En montrant des photos à Orpheu The Wizard qui s'occupe de Red Light Radio, il m'a proposé de les exposer dans un petit espace à côté de la radio. C'est comme ça qu'est né le projet de l'exposition et dans la foulée du livre, afin d'en conserver une trace. J'ai auto édité ce petit bouquin accompagné d'un cd à l'intérieur (composé par I:Cube ndlr). On peut l'acheter uniquement sur le site Versatile, mais bon là il n'y en a plus, il faut que j'en remette en stock !

Interview | Rencontre en toute simplicité avec le passionnant Gilb’R

Tu aimerais bien continuer à faire plus de projets dans la photo ?

Oui mais quelque chose de différent. "The Fluid" était essentiellement axé sur des portraits. J'ai déjà d'autres propositions de la part d'amis dans la musique et sensibles à l'univers de la photo. J'imagine un projet sur un format un peu papier, plus élaboré, et sophistiqué. Affaire à suivre...

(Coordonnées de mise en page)
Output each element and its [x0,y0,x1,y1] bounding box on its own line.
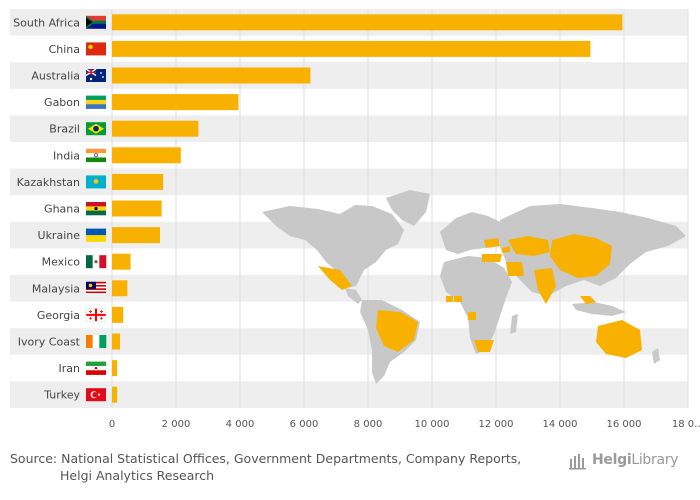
bar-ukraine[interactable] [112,227,160,244]
bar-georgia[interactable] [112,306,124,323]
category-label: Ghana [44,203,80,216]
bar-iran[interactable] [112,360,118,377]
australia-flag-icon [85,68,106,82]
bar-turkey[interactable] [112,386,118,403]
bar-china[interactable] [112,40,591,57]
map-highlight-india [534,268,556,304]
bars [112,14,623,403]
map-highlight-kazakhstan [508,236,550,256]
helgi-library-logo[interactable]: HelgiLibrary [568,448,692,472]
source-note: Source: National Statistical Offices, Go… [10,450,550,484]
logo-text: HelgiLibrary [592,452,679,468]
category-label: Ukraine [38,229,81,242]
category-label: Mexico [42,256,81,269]
malaysia-flag-icon [86,281,106,295]
map-highlight-south-africa [474,340,494,352]
x-tick-label: 16 000 [607,419,642,430]
row-band [10,381,688,408]
category-label: Turkey [43,389,80,402]
category-label: Gabon [44,96,80,109]
china-flag-icon [86,42,106,56]
category-label: Kazakhstan [17,176,80,189]
map-highlight-ukraine [484,238,500,248]
x-tick-label: 0 [109,419,115,430]
x-tick-label: 14 000 [543,419,578,430]
category-label: India [53,149,80,162]
row-band [10,328,688,355]
x-tick-label: 12 000 [479,419,514,430]
flags [85,15,107,402]
ukraine-flag-icon [86,228,106,242]
x-tick-label: 6 000 [290,419,319,430]
map-greenland [386,190,430,226]
turkey-flag-icon [86,388,106,402]
category-labels: South Africa China Australia Gabon Brazil Ind… [13,16,81,401]
category-label: Brazil [49,123,80,136]
map-indonesia [572,302,626,316]
category-label: Ivory Coast [18,336,81,349]
map-highlight-mexico [318,266,352,290]
map-highlight-malaysia [580,296,596,304]
bar-ghana[interactable] [112,200,162,217]
map-africa [440,256,512,354]
map-highlight-australia [596,320,642,358]
map-highlight-georgia [502,246,510,253]
map-new-zealand [652,348,660,364]
ivory-coast-flag-icon [86,335,107,348]
map-highlights [318,234,642,358]
bar-south-africa[interactable] [112,14,623,31]
source-line-1: Source: National Statistical Offices, Go… [10,451,522,466]
logo-brand-light: Library [631,452,679,468]
map-highlight-brazil [376,310,418,352]
x-axis-ticks: 0 2 000 4 000 6 000 8 000 10 000 12 000 14 000 1… [109,419,700,430]
category-label: Malaysia [32,282,80,295]
georgia-flag-icon [85,308,107,322]
iran-flag-icon [86,361,106,375]
map-highlight-ghana [454,296,462,302]
gabon-flag-icon [86,95,106,109]
x-tick-label: 4 000 [226,419,255,430]
bar-chart: South Africa China Australia Gabon Brazil Ind… [10,9,700,430]
brazil-flag-icon [86,122,106,136]
bar-brazil[interactable] [112,120,199,137]
logo-brand-bold: Helgi [592,452,632,468]
bar-india[interactable] [112,147,181,164]
category-label: Iran [59,362,81,375]
bar-australia[interactable] [112,67,311,84]
library-building-icon [569,454,586,470]
bar-kazakhstan[interactable] [112,173,164,190]
map-highlight-china [550,234,612,278]
kazakhstan-flag-icon [86,175,106,189]
bar-mexico[interactable] [112,253,131,270]
x-tick-label: 18 0… [672,419,700,430]
x-tick-label: 10 000 [415,419,450,430]
category-label: Georgia [37,309,80,322]
map-highlight-turkey [482,254,502,262]
map-highlight-ivory-coast [446,296,453,302]
x-tick-label: 2 000 [162,419,191,430]
bar-gabon[interactable] [112,94,239,111]
india-flag-icon [86,148,106,163]
south-africa-flag-icon [86,15,106,29]
bar-ivory-coast[interactable] [112,333,120,350]
bar-malaysia[interactable] [112,280,128,297]
map-madagascar [510,314,518,334]
x-tick-label: 8 000 [354,419,383,430]
map-north-america [262,205,404,288]
category-label: Australia [31,70,80,83]
category-label: South Africa [13,16,80,29]
source-line-2: Helgi Analytics Research [60,468,215,483]
map-central-america [345,288,362,304]
mexico-flag-icon [86,255,107,269]
map-highlight-iran [506,262,524,276]
map-highlight-gabon [468,312,476,320]
category-label: China [49,43,80,56]
ghana-flag-icon [86,202,106,216]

EXERCICES À RÉSOUDRE
[1] Vérifiez si chacune des affirmations suivantes concorde avec l'entretien avec Gilb’R, en répondant par oui ou par non et en citant à l'identique les mots qui tranchent. (a) Le livre n'est en vente que sur le site Versatile. (b) "The Fluid" portait surtout sur des paysages. (c) Le livre a été publié par un éditeur extérieur.
[2] Rédigez la suite de l'entretien avec Gilb’R à partir de l'endroit où il s'arrête.
Les lignes constituent un matériau distinct de l'entretien avec Gilb’R.

RÉSULTATS
[1]
(a) Oui : « On peut l'acheter uniquement sur le site Versatile ».
(b) Non : « "The Fluid" était essentiellement axé sur des portraits ».
(c) Non : « J'ai auto édité ce petit bouquin ».

[2]
Peux-tu nous raconter la genèse et le contexte de la sortie de la various compil "Source Lab" (sortie en 1995), composée de légendes et pionniers de la French Touch ?

Cette compil fut produite par le label Source, c'était une subdivision de Virgin, avec comme directeur artistique Philippe Ascoli. Elle est un peu le résultat du bourgeonnement de toute cette scène qu'on appelait la French Touch à un moment donné, avec pleins d'artistes émergents différents : AIR, (aka Cassius), Motor Bass, The Mighty Bop (aka Bob Sinclar)... Philippe a voulu cristalliser et réunir tout ça comme une photographie de cette scène émergente en 1995.

La sortie VER 002 est une production d'un certain Cheek AKA Gilbert Cohen aka TOI ! Peux-tu nous justifier ce nom ? Etait-ce un alias pour mieux se faire accepter par la communauté club/LGBT de l'époque ? (rires)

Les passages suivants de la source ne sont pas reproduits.